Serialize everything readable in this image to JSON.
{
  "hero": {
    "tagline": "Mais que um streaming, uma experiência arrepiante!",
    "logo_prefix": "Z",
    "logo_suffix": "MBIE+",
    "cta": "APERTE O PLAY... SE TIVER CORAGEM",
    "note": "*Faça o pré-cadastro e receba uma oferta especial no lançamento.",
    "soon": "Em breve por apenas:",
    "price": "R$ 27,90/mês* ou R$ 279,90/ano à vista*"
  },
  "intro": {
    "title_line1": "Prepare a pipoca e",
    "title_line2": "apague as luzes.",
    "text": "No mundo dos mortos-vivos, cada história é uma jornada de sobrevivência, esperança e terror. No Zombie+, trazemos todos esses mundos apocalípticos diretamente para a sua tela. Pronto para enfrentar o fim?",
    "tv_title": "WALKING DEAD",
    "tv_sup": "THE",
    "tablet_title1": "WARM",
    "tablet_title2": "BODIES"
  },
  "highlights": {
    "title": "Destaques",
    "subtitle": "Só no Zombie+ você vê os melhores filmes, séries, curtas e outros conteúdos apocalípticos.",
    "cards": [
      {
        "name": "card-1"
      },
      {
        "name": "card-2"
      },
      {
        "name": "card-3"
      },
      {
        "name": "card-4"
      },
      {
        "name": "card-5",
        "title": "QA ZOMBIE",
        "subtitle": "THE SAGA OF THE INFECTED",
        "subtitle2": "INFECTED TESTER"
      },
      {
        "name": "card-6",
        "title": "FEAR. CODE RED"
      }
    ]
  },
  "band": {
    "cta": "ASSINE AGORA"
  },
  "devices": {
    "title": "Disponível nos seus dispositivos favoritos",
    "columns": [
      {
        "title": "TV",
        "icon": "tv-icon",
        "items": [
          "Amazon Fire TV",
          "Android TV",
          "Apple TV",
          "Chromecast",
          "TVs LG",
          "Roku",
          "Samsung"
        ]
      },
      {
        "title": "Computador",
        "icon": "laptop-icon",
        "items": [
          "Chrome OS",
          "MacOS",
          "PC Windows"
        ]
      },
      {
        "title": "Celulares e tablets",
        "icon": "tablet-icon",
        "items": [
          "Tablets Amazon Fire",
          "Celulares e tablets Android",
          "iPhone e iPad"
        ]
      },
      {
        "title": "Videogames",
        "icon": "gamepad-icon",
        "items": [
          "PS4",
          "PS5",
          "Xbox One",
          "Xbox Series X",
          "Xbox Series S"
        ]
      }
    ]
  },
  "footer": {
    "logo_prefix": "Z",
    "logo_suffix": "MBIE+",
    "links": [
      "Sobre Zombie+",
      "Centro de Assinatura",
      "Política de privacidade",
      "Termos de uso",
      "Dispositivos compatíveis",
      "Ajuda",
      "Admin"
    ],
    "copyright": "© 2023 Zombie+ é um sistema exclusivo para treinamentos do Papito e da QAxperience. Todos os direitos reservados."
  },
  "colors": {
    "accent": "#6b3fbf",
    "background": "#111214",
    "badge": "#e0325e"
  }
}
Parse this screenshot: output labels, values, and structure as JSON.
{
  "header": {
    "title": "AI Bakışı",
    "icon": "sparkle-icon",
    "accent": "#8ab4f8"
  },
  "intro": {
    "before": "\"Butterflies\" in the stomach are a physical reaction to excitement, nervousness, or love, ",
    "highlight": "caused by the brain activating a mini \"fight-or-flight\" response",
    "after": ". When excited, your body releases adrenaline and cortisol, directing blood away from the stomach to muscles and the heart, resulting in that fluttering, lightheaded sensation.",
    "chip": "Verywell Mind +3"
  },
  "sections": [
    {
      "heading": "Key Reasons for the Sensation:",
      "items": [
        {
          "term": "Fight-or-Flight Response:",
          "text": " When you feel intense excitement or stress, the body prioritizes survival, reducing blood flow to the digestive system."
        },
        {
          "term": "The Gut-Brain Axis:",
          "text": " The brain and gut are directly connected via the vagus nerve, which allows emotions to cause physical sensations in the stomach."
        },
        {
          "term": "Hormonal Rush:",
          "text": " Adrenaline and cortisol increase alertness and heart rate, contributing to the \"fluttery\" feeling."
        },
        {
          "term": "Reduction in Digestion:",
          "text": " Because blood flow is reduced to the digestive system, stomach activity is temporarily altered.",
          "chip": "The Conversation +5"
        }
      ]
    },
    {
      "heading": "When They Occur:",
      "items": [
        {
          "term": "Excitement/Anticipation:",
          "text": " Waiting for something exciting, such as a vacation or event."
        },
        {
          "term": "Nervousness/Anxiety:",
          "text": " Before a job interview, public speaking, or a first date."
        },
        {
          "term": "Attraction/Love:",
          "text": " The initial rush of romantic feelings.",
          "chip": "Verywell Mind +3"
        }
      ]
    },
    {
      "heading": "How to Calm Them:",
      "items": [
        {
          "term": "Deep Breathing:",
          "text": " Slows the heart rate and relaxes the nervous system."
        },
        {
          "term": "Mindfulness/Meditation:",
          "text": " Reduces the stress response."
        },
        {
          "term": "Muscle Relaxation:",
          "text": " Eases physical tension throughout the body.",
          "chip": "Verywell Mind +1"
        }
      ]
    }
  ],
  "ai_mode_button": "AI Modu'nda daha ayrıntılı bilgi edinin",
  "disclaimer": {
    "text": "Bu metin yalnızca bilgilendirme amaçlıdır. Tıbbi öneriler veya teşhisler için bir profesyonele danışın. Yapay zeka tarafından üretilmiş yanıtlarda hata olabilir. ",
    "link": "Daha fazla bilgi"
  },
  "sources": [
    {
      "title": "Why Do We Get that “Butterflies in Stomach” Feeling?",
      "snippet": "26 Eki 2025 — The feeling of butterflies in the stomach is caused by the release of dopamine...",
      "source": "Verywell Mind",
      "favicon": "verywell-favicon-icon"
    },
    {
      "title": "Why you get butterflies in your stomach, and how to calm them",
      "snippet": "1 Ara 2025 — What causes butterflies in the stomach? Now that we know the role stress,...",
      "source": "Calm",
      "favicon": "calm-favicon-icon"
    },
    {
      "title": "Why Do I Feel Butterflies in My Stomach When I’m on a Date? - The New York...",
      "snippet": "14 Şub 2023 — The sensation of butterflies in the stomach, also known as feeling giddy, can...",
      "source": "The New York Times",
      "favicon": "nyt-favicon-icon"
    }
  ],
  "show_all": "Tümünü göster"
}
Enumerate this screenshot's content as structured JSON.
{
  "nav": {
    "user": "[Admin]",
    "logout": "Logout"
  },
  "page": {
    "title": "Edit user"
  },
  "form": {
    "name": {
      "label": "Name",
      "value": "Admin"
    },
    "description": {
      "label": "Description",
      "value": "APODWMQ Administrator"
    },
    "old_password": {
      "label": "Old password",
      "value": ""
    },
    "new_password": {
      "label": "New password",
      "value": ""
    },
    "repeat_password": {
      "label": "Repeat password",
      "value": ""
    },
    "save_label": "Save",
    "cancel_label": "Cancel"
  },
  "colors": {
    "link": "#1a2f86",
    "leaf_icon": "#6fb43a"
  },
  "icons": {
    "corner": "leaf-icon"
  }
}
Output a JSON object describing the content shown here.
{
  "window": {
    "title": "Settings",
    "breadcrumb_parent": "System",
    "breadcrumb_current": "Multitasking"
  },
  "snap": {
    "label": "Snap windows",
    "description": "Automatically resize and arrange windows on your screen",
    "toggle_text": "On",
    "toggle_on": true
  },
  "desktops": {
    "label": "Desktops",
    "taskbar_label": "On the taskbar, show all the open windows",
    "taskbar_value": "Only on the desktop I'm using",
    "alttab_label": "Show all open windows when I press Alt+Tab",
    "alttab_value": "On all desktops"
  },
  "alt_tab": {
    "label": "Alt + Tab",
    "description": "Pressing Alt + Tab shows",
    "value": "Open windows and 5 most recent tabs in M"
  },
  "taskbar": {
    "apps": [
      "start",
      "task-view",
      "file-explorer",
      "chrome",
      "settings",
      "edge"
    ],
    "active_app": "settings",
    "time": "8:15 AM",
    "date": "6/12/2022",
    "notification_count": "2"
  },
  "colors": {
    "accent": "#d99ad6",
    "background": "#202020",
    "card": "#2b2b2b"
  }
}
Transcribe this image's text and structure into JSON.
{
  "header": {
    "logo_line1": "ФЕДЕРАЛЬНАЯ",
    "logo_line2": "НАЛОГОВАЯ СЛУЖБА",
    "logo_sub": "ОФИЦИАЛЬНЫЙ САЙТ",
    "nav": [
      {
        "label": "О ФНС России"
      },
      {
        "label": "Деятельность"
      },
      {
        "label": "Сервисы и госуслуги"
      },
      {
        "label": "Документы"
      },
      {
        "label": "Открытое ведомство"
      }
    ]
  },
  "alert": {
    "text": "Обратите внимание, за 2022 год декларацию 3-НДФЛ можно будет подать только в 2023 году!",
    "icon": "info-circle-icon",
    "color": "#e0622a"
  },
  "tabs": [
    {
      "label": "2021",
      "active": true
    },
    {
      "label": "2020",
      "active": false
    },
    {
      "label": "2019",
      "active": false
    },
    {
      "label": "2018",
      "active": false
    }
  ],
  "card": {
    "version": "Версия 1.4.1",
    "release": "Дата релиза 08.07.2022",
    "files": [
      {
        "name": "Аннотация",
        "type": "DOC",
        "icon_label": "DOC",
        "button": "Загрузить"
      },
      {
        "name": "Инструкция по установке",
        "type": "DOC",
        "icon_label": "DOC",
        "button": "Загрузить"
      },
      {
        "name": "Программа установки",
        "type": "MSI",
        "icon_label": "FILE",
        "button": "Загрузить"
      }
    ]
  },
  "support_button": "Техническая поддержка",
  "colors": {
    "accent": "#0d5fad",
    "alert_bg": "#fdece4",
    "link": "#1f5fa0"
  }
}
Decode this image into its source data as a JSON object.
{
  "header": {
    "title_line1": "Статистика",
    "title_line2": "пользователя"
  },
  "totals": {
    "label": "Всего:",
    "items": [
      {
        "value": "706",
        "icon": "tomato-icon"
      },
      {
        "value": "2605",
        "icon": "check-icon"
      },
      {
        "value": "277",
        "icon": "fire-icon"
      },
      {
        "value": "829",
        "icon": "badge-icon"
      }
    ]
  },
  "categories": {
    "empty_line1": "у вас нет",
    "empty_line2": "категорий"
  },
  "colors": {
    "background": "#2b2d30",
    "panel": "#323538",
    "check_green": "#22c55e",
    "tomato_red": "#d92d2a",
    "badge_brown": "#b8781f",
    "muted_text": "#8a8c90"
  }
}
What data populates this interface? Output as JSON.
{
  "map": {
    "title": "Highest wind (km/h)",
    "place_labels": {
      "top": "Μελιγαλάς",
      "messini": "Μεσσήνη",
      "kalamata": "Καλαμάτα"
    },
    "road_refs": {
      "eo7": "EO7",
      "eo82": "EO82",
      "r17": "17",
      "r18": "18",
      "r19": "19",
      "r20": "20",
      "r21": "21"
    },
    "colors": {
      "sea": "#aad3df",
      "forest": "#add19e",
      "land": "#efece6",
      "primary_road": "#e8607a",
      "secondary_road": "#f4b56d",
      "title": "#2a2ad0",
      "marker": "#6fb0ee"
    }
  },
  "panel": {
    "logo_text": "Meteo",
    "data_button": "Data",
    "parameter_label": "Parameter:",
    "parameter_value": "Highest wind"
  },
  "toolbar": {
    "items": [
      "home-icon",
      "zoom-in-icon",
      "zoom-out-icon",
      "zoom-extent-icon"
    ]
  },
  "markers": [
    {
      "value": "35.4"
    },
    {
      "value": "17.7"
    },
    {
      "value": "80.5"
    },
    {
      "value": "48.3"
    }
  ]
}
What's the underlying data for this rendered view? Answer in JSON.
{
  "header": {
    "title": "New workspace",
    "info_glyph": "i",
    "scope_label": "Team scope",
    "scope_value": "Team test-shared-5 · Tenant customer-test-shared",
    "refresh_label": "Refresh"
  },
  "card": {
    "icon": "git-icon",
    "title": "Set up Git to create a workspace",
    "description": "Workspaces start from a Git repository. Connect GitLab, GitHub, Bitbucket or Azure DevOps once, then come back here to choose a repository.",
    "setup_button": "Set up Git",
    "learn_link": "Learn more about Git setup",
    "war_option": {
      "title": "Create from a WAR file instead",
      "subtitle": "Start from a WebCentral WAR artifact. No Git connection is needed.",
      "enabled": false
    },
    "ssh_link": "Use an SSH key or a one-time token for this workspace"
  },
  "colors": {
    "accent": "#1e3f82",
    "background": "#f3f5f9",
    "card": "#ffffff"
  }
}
-=-=-
Problem statement: Pull out every line above that holds the word "Android".

Answer below:
          "Android TV",
          "Celulares e tablets Android",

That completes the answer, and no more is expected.